## TASK INSTRUCTIONS
An exact copy of all the data is required, with pictures left out.

## EXTRACTED INFORMATION
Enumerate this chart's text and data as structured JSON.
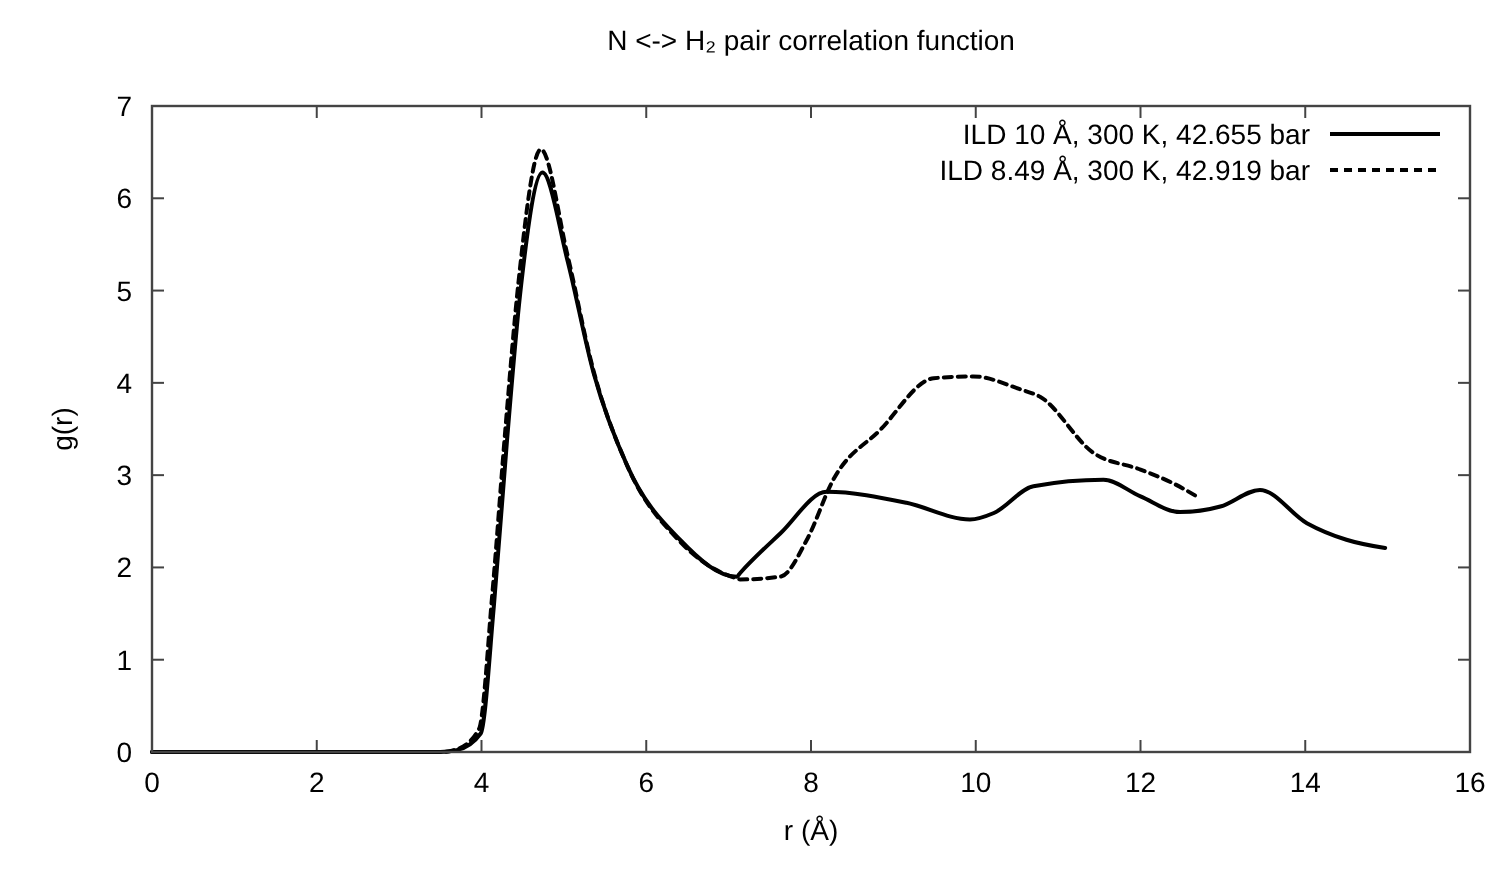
{
  "chart_data": {
    "type": "line",
    "title": "N <-> H₂ pair correlation function",
    "xlabel": "r (Å)",
    "ylabel": "g(r)",
    "xlim": [
      0,
      16
    ],
    "xticks": [
      0,
      2,
      4,
      6,
      8,
      10,
      12,
      14,
      16
    ],
    "ylim": [
      0,
      7
    ],
    "yticks": [
      0,
      1,
      2,
      3,
      4,
      5,
      6,
      7
    ],
    "legend": "top right",
    "series": [
      {
        "name": "ILD 10 Å, 300 K, 42.655 bar",
        "color": "#000000",
        "line_style": "solid",
        "x": [
          0,
          3.5,
          3.7,
          3.99,
          4.15,
          4.31,
          4.47,
          4.74,
          5.04,
          5.36,
          5.77,
          6.41,
          7.1,
          7.14,
          7.63,
          8.19,
          9.16,
          9.93,
          10.22,
          10.7,
          11.55,
          12.0,
          12.48,
          12.97,
          13.45,
          14.02,
          14.5,
          14.97
        ],
        "values": [
          0,
          0,
          0.02,
          0.2,
          1.58,
          3.38,
          4.97,
          6.28,
          5.34,
          4.11,
          3.1,
          2.3,
          1.9,
          1.94,
          2.37,
          2.82,
          2.7,
          2.52,
          2.59,
          2.88,
          2.95,
          2.77,
          2.6,
          2.66,
          2.84,
          2.48,
          2.3,
          2.21
        ]
      },
      {
        "name": "ILD 8.49 Å, 300 K, 42.919 bar",
        "color": "#000000",
        "line_style": "dashed",
        "x": [
          0,
          3.5,
          3.7,
          3.97,
          4.13,
          4.29,
          4.45,
          4.72,
          5.04,
          5.36,
          5.77,
          6.41,
          7.1,
          7.14,
          7.63,
          7.95,
          8.27,
          8.84,
          9.49,
          9.97,
          10.54,
          10.78,
          11.43,
          12.0,
          12.4,
          12.72
        ],
        "values": [
          0,
          0,
          0.03,
          0.25,
          1.7,
          3.5,
          5.1,
          6.53,
          5.4,
          4.13,
          3.1,
          2.28,
          1.88,
          1.87,
          1.9,
          2.3,
          2.95,
          3.49,
          4.05,
          4.07,
          3.93,
          3.85,
          3.24,
          3.06,
          2.91,
          2.75
        ]
      }
    ]
  }
}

## EXERCISE RESULT
Enumerate this chart's text and data as structured JSON.
{
  "chart_data": {
    "type": "line",
    "title": "N <-> H₂ pair correlation function",
    "xlabel": "r (Å)",
    "ylabel": "g(r)",
    "xlim": [
      0,
      16
    ],
    "xticks": [
      0,
      2,
      4,
      6,
      8,
      10,
      12,
      14,
      16
    ],
    "ylim": [
      0,
      7
    ],
    "yticks": [
      0,
      1,
      2,
      3,
      4,
      5,
      6,
      7
    ],
    "legend": "top right",
    "series": [
      {
        "name": "ILD 10 Å, 300 K, 42.655 bar",
        "color": "#000000",
        "line_style": "solid",
        "x": [
          0,
          3.5,
          3.7,
          3.99,
          4.15,
          4.31,
          4.47,
          4.74,
          5.04,
          5.36,
          5.77,
          6.41,
          7.1,
          7.14,
          7.63,
          8.19,
          9.16,
          9.93,
          10.22,
          10.7,
          11.55,
          12.0,
          12.48,
          12.97,
          13.45,
          14.02,
          14.5,
          14.97
        ],
        "values": [
          0,
          0,
          0.02,
          0.2,
          1.58,
          3.38,
          4.97,
          6.28,
          5.34,
          4.11,
          3.1,
          2.3,
          1.9,
          1.94,
          2.37,
          2.82,
          2.7,
          2.52,
          2.59,
          2.88,
          2.95,
          2.77,
          2.6,
          2.66,
          2.84,
          2.48,
          2.3,
          2.21
        ]
      },
      {
        "name": "ILD 8.49 Å, 300 K, 42.919 bar",
        "color": "#000000",
        "line_style": "dashed",
        "x": [
          0,
          3.5,
          3.7,
          3.97,
          4.13,
          4.29,
          4.45,
          4.72,
          5.04,
          5.36,
          5.77,
          6.41,
          7.1,
          7.14,
          7.63,
          7.95,
          8.27,
          8.84,
          9.49,
          9.97,
          10.54,
          10.78,
          11.43,
          12.0,
          12.4,
          12.72
        ],
        "values": [
          0,
          0,
          0.03,
          0.25,
          1.7,
          3.5,
          5.1,
          6.53,
          5.4,
          4.13,
          3.1,
          2.28,
          1.88,
          1.87,
          1.9,
          2.3,
          2.95,
          3.49,
          4.05,
          4.07,
          3.93,
          3.85,
          3.24,
          3.06,
          2.91,
          2.75
        ]
      }
    ]
  }
}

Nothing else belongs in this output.